··· DATA PROVIDED

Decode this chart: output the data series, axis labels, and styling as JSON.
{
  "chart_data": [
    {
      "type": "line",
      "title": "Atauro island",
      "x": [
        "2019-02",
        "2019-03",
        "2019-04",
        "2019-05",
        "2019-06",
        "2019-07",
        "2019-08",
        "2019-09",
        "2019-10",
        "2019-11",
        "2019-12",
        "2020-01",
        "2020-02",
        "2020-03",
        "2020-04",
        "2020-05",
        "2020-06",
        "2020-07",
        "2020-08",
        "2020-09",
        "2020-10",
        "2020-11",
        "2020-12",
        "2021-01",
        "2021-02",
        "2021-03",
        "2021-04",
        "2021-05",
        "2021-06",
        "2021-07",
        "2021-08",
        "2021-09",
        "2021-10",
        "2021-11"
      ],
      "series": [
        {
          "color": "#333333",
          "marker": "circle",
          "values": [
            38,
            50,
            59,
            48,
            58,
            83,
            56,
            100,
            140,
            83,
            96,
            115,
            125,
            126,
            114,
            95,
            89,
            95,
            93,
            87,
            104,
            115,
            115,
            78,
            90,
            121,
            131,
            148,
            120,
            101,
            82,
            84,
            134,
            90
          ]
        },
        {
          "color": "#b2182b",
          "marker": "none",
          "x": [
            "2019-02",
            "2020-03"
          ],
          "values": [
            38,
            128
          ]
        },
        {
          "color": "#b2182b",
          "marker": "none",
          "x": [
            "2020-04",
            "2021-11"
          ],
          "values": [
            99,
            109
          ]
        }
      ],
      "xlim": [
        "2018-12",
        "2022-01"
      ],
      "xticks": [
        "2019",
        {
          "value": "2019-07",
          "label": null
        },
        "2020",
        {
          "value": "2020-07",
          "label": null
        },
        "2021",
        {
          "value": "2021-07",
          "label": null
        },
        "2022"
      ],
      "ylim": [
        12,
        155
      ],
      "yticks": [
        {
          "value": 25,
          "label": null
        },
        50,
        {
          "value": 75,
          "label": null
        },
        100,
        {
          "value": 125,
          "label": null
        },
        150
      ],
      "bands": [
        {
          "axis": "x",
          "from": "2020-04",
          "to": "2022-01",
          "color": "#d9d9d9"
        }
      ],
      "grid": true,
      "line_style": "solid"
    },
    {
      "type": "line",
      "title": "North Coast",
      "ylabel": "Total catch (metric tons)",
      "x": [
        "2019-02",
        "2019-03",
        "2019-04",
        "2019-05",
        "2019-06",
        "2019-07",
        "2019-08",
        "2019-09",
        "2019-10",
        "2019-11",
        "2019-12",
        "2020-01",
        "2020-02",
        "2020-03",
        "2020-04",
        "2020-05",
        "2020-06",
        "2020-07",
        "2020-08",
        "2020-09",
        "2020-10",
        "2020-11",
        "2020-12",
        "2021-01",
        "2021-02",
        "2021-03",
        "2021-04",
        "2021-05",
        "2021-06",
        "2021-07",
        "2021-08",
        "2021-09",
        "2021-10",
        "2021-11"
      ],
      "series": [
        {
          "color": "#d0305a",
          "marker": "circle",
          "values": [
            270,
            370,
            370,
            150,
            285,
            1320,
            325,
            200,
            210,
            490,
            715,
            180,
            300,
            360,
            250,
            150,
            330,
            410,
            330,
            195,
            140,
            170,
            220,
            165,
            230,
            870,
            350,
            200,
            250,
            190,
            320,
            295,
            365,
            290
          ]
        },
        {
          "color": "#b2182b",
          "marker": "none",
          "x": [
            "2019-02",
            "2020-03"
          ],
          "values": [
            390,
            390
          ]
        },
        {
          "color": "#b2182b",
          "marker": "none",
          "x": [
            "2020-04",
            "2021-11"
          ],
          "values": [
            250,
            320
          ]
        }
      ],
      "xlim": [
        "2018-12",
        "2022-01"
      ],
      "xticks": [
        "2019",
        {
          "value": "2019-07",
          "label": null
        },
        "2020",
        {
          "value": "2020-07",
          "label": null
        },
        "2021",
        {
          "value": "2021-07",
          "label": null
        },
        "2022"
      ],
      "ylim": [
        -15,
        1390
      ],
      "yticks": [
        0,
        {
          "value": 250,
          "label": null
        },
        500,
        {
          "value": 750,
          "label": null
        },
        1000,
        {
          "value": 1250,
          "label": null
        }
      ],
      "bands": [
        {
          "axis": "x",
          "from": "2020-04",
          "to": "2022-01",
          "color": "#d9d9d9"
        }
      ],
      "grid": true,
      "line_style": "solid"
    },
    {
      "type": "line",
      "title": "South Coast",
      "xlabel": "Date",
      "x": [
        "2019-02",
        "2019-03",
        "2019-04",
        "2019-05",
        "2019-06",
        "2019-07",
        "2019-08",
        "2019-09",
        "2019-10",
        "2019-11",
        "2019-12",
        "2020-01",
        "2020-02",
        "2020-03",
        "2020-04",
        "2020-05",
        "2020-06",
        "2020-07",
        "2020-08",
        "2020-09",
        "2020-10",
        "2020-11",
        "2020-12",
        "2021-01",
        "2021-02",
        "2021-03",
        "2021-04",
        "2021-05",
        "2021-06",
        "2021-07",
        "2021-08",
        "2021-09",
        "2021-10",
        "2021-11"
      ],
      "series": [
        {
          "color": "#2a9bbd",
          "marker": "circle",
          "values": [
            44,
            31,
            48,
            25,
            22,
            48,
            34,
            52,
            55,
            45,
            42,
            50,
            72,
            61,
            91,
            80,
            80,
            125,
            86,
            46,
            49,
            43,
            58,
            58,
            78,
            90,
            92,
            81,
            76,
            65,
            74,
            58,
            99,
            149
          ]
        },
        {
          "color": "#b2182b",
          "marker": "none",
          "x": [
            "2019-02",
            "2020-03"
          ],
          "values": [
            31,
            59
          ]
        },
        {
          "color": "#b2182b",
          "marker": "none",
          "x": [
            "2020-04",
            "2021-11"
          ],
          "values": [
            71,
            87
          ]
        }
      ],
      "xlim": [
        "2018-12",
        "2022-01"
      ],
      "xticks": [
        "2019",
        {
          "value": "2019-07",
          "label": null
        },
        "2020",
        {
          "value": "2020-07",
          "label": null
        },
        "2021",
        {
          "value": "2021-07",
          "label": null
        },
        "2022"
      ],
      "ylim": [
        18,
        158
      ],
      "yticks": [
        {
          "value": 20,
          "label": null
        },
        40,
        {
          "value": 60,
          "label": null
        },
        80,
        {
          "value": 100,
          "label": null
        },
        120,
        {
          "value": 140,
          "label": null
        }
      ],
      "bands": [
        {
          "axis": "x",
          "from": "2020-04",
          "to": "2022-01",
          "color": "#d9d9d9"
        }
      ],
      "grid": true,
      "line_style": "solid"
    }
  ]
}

······

**WHAT YOU NEED TO DO**
Pick out the lines above containing the word "Coast", then copy them.

**COMPLETED TASK**
      "title": "North Coast",
      "title": "South Coast",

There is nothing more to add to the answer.